(Layout coordinate data)
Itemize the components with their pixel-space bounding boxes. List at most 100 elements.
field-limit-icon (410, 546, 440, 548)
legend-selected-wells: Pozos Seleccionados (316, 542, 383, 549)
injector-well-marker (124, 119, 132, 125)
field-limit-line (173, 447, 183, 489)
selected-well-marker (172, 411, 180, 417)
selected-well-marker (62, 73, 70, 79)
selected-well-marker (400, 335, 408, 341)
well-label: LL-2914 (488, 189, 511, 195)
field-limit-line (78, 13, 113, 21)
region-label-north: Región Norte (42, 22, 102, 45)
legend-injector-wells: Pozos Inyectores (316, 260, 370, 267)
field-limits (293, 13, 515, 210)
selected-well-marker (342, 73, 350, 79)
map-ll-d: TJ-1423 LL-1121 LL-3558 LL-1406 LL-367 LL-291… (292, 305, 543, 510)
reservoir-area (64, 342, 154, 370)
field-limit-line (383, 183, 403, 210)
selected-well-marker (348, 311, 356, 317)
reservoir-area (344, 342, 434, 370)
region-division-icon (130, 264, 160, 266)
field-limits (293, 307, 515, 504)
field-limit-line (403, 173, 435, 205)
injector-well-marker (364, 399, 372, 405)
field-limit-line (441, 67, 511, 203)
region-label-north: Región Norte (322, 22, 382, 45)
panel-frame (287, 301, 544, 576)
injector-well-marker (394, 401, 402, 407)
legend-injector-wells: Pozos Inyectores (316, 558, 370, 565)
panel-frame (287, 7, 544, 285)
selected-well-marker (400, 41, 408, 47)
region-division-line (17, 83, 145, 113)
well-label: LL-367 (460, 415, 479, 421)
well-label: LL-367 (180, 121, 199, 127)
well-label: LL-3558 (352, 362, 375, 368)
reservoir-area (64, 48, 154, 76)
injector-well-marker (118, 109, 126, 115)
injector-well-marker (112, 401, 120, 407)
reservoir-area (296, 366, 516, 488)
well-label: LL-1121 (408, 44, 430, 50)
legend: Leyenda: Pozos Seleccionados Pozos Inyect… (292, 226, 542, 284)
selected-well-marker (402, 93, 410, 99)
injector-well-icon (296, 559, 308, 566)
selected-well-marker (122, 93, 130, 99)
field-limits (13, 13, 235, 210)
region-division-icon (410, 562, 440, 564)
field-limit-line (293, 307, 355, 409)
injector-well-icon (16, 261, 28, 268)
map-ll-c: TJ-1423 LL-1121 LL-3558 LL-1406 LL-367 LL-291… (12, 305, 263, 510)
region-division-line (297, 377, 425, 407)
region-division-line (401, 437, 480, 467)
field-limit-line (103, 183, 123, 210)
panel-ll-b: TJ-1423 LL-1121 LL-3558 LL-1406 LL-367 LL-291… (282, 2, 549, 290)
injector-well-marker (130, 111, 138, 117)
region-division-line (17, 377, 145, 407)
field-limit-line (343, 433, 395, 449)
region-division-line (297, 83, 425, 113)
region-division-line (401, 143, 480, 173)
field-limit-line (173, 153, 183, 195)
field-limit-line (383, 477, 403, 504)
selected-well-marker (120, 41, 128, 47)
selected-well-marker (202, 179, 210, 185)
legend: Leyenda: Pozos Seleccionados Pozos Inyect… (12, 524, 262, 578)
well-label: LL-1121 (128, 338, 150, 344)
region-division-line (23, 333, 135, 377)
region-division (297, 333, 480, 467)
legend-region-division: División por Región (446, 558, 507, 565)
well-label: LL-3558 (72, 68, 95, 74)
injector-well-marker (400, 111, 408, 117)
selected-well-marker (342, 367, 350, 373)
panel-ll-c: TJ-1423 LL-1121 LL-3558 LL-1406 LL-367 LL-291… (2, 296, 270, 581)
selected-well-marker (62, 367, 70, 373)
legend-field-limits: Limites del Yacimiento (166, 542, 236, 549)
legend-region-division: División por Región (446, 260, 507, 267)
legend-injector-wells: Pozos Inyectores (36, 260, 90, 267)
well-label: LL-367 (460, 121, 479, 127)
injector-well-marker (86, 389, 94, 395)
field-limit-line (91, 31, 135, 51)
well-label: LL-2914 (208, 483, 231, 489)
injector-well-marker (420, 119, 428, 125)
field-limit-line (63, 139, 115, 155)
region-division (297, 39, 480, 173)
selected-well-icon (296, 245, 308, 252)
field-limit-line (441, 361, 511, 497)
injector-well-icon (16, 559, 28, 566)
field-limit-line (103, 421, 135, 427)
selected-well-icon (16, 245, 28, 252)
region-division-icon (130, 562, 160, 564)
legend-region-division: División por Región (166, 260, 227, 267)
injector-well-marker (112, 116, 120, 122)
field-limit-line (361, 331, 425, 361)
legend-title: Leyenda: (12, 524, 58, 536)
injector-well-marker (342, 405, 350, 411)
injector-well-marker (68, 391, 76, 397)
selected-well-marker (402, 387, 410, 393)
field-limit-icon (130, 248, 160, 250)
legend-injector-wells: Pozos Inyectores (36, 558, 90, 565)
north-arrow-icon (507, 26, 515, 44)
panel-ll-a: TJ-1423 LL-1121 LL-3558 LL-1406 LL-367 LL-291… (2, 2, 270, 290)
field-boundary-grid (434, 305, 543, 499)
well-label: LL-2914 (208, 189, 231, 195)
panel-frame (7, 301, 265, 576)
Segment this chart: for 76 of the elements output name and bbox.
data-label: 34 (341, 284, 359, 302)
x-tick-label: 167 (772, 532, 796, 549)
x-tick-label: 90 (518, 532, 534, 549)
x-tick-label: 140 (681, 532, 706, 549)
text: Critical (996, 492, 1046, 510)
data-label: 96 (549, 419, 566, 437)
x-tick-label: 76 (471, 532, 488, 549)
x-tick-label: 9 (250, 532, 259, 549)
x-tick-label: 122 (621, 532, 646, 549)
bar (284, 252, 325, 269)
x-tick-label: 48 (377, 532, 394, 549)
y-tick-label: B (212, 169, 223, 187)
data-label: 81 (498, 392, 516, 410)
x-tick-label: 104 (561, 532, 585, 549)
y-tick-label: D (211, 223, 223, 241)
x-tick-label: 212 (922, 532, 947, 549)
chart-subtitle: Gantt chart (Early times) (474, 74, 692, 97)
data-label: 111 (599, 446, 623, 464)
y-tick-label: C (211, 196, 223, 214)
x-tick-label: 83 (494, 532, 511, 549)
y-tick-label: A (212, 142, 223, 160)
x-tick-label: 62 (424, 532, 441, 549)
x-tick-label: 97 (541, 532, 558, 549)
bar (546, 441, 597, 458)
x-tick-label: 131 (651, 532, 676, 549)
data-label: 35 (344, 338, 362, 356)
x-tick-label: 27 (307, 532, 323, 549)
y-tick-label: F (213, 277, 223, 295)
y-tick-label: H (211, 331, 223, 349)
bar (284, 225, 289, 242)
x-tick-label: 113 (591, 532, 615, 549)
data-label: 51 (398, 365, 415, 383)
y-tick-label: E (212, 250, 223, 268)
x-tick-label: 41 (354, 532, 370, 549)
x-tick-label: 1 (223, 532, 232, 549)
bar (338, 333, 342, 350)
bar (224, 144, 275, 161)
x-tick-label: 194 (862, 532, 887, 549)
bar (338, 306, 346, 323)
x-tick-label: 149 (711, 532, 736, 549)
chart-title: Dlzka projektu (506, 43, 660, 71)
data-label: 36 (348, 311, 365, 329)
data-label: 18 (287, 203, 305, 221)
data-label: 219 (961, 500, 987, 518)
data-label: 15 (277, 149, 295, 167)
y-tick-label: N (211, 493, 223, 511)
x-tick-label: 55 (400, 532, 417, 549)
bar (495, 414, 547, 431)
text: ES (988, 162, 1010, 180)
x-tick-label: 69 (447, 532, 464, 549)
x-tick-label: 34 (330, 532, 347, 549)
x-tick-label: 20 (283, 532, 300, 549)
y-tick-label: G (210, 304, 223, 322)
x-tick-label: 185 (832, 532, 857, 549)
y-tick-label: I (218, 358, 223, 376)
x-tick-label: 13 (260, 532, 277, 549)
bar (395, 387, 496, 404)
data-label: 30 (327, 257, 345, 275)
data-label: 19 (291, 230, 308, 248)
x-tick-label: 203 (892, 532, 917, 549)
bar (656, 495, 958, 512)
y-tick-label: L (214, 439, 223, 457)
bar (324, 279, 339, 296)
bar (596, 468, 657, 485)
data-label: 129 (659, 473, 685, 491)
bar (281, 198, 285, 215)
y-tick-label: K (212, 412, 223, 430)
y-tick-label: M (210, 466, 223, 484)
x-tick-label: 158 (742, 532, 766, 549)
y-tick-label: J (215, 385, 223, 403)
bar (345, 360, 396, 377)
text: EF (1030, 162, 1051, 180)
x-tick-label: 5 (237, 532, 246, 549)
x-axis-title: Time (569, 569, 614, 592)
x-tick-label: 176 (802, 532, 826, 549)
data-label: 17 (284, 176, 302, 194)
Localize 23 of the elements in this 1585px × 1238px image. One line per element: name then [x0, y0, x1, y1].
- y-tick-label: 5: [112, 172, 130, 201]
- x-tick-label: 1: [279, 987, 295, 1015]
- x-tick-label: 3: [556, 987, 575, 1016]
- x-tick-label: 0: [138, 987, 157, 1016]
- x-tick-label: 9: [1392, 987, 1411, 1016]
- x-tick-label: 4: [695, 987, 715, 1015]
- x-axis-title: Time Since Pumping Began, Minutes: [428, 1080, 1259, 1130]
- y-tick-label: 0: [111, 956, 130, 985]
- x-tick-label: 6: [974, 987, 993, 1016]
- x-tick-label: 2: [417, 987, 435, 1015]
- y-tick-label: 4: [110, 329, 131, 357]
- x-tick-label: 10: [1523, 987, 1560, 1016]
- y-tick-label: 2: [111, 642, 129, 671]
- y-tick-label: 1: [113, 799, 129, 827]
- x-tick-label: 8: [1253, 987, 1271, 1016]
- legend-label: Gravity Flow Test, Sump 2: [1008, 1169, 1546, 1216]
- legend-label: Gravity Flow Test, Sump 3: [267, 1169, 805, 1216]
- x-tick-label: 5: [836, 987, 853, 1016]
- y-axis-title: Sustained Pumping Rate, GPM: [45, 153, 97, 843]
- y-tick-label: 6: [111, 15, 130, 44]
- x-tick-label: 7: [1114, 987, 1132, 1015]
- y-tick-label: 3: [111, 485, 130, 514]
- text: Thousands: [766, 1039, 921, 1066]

Task statement:
Rewrite the lines from the first one through the line containing "selected-well-marker (348, 311, 356, 317)", changing "field-limit-line" to "boundary-line" and leaving everything else as it is.

Task output:
Itemize the components with their pixel-space bounding boxes. List at most 100 elements.
field-limit-icon (410, 546, 440, 548)
legend-selected-wells: Pozos Seleccionados (316, 542, 383, 549)
injector-well-marker (124, 119, 132, 125)
boundary-line (173, 447, 183, 489)
selected-well-marker (172, 411, 180, 417)
selected-well-marker (62, 73, 70, 79)
selected-well-marker (400, 335, 408, 341)
well-label: LL-2914 (488, 189, 511, 195)
boundary-line (78, 13, 113, 21)
region-label-north: Región Norte (42, 22, 102, 45)
legend-injector-wells: Pozos Inyectores (316, 260, 370, 267)
field-limits (293, 13, 515, 210)
selected-well-marker (342, 73, 350, 79)
map-ll-d: TJ-1423 LL-1121 LL-3558 LL-1406 LL-367 LL-291… (292, 305, 543, 510)
reservoir-area (64, 342, 154, 370)
boundary-line (383, 183, 403, 210)
selected-well-marker (348, 311, 356, 317)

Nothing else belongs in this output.